> _Your instructions_
With the pictures omitted, write out the entries that follow exactly as they stand.

> _Records_
** Begin **

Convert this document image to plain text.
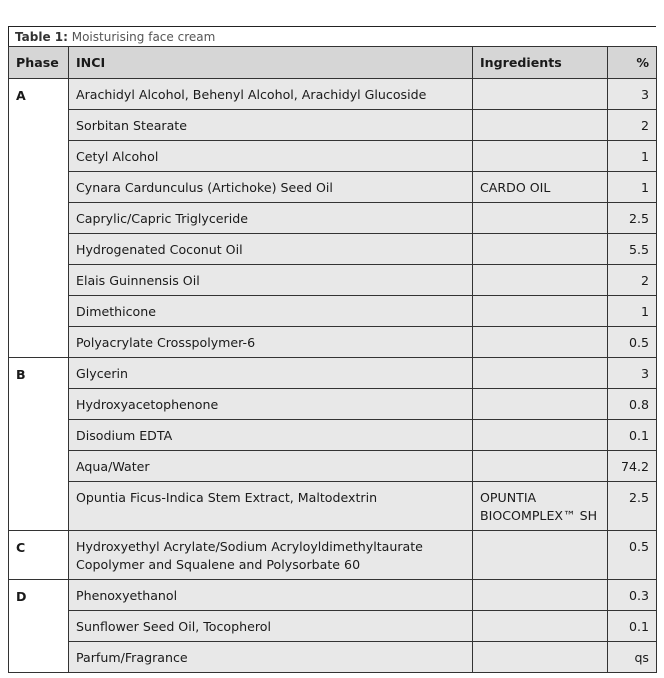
Table 1: Moisturising face cream
Phase	INCI	Ingredients	%
A	Arachidyl Alcohol, Behenyl Alcohol, Arachidyl Glucoside		3
	Sorbitan Stearate		2
	Cetyl Alcohol		1
	Cynara Cardunculus (Artichoke) Seed Oil	CARDO OIL	1
	Caprylic/Capric Triglyceride		2.5
	Hydrogenated Coconut Oil		5.5
	Elais Guinnensis Oil		2
	Dimethicone		1
	Polyacrylate Crosspolymer-6		0.5
B	Glycerin		3
	Hydroxyacetophenone		0.8
	Disodium EDTA		0.1
	Aqua/Water		74.2
	Opuntia Ficus-Indica Stem Extract, Maltodextrin	OPUNTIA BIOCOMPLEX™ SH	2.5
C	Hydroxyethyl Acrylate/Sodium Acryloyldimethyltaurate Copolymer and Squalene and Polysorbate 60		0.5
D	Phenoxyethanol		0.3
	Sunflower Seed Oil, Tocopherol		0.1
	Parfum/Fragrance		qs
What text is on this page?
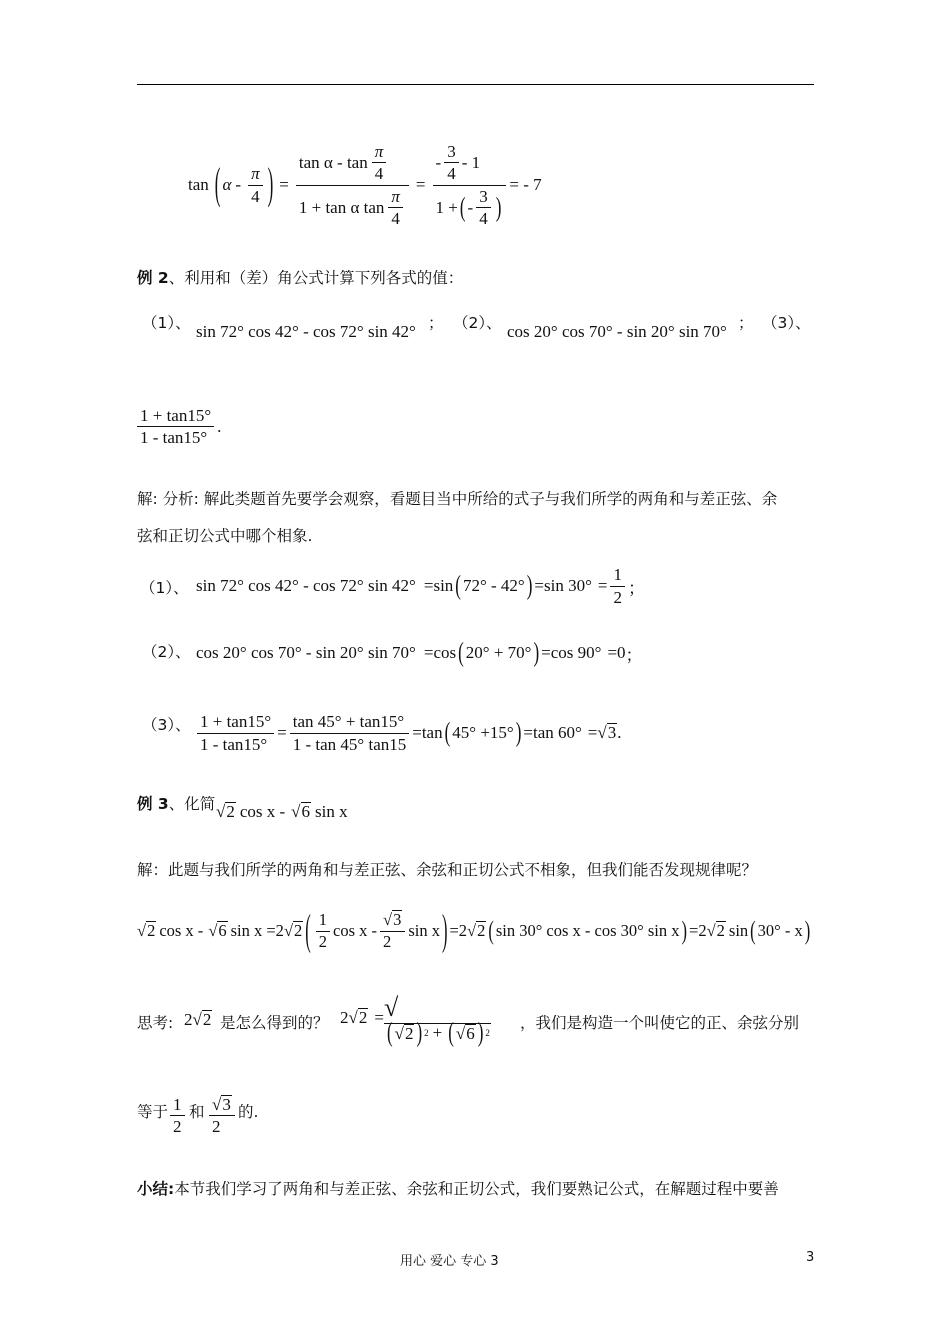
tan ( α - $\frac{\pi}{4}$ ) = $\frac{\tan \alpha - \tan \frac{\pi}{4}}{1 + \tan \alpha \tan \frac{\pi}{4}} = \frac{- \frac{3}{4} - 1}{1 + ( - \frac{3}{4} )}$ = - 7
例 2、利用和（差）角公式计算下列各式的值：
（1）、 sin 72° cos 42° - cos 72° sin 42° ； （2）、 cos 20° cos 70° - sin 20° sin 70° ； （3）、
$\frac{1 + \tan 15^\circ}{1 - \tan 15^\circ}$ .
解: 分析: 解此类题首先要学会观察，看题目当中所给的式子与我们所学的两角和与差正弦、余
弦和正切公式中哪个相象.
（1）、 sin 72° cos 42° - cos 72° sin 42° =sin ( 72° - 42° ) =sin $30^\circ = \frac{1}{2}$ ；
（2）、 cos 20° cos 70° - sin 20° sin 70° =cos ( 20° + 70° ) =cos 90° =0 ；
（3）、 $\frac{1 + \tan 15^\circ}{1 - \tan 15^\circ} = \frac{\tan 45^\circ + \tan 15^\circ}{1 - \tan 45^\circ \tan 15} =\tan$ ( 45° +15° ) =tan 60° = √3 .
例 3、化简 √2 cos x - √6 sin x
解：此题与我们所学的两角和与差正弦、余弦和正切公式不相象，但我们能否发现规律呢？
√2 cos x - √6 sin x =2 √2 ( $\frac{1}{2}$ cos x - $\frac{√3}{2}$ sin x ) =2 √2 ( sin 30° cos x - cos 30° sin x ) =2 √2 sin ( 30° - x )
思考: 2 √2 是怎么得到的？ 2 √2 = √
( √2 ) 2 + ( √6 ) 2
，我们是构造一个叫使它的正、余弦分别
等于 $\frac{1}{2}$ 和 $\frac{√3}{2}$ 的.
小结:本节我们学习了两角和与差正弦、余弦和正切公式，我们要熟记公式，在解题过程中要善
用心 爱心 专心 3	3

** End **

> _Exercise response_
Convert this document image to plain text.
Table 1: Moisturising face cream
Phase	INCI	Ingredients	%
A	Arachidyl Alcohol, Behenyl Alcohol, Arachidyl Glucoside		3
	Sorbitan Stearate		2
	Cetyl Alcohol		1
	Cynara Cardunculus (Artichoke) Seed Oil	CARDO OIL	1
	Caprylic/Capric Triglyceride		2.5
	Hydrogenated Coconut Oil		5.5
	Elais Guinnensis Oil		2
	Dimethicone		1
	Polyacrylate Crosspolymer-6		0.5
B	Glycerin		3
	Hydroxyacetophenone		0.8
	Disodium EDTA		0.1
	Aqua/Water		74.2
	Opuntia Ficus-Indica Stem Extract, Maltodextrin	OPUNTIA BIOCOMPLEX™ SH	2.5
C	Hydroxyethyl Acrylate/Sodium Acryloyldimethyltaurate Copolymer and Squalene and Polysorbate 60		0.5
D	Phenoxyethanol		0.3
	Sunflower Seed Oil, Tocopherol		0.1
	Parfum/Fragrance		qs
What text is on this page?
tan ( α - $\frac{\pi}{4}$ ) = $\frac{\tan \alpha - \tan \frac{\pi}{4}}{1 + \tan \alpha \tan \frac{\pi}{4}} = \frac{- \frac{3}{4} - 1}{1 + ( - \frac{3}{4} )}$ = - 7
例 2、利用和（差）角公式计算下列各式的值：
（1）、 sin 72° cos 42° - cos 72° sin 42° ； （2）、 cos 20° cos 70° - sin 20° sin 70° ； （3）、
$\frac{1 + \tan 15^\circ}{1 - \tan 15^\circ}$ .
解: 分析: 解此类题首先要学会观察，看题目当中所给的式子与我们所学的两角和与差正弦、余
弦和正切公式中哪个相象.
（1）、 sin 72° cos 42° - cos 72° sin 42° =sin ( 72° - 42° ) =sin $30^\circ = \frac{1}{2}$ ；
（2）、 cos 20° cos 70° - sin 20° sin 70° =cos ( 20° + 70° ) =cos 90° =0 ；
（3）、 $\frac{1 + \tan 15^\circ}{1 - \tan 15^\circ} = \frac{\tan 45^\circ + \tan 15^\circ}{1 - \tan 45^\circ \tan 15} =\tan$ ( 45° +15° ) =tan 60° = √3 .
例 3、化简 √2 cos x - √6 sin x
解：此题与我们所学的两角和与差正弦、余弦和正切公式不相象，但我们能否发现规律呢？
√2 cos x - √6 sin x =2 √2 ( $\frac{1}{2}$ cos x - $\frac{√3}{2}$ sin x ) =2 √2 ( sin 30° cos x - cos 30° sin x ) =2 √2 sin ( 30° - x )
思考: 2 √2 是怎么得到的？ 2 √2 = √
( √2 ) 2 + ( √6 ) 2
，我们是构造一个叫使它的正、余弦分别
等于 $\frac{1}{2}$ 和 $\frac{√3}{2}$ 的.
小结:本节我们学习了两角和与差正弦、余弦和正切公式，我们要熟记公式，在解题过程中要善
用心 爱心 专心 3	3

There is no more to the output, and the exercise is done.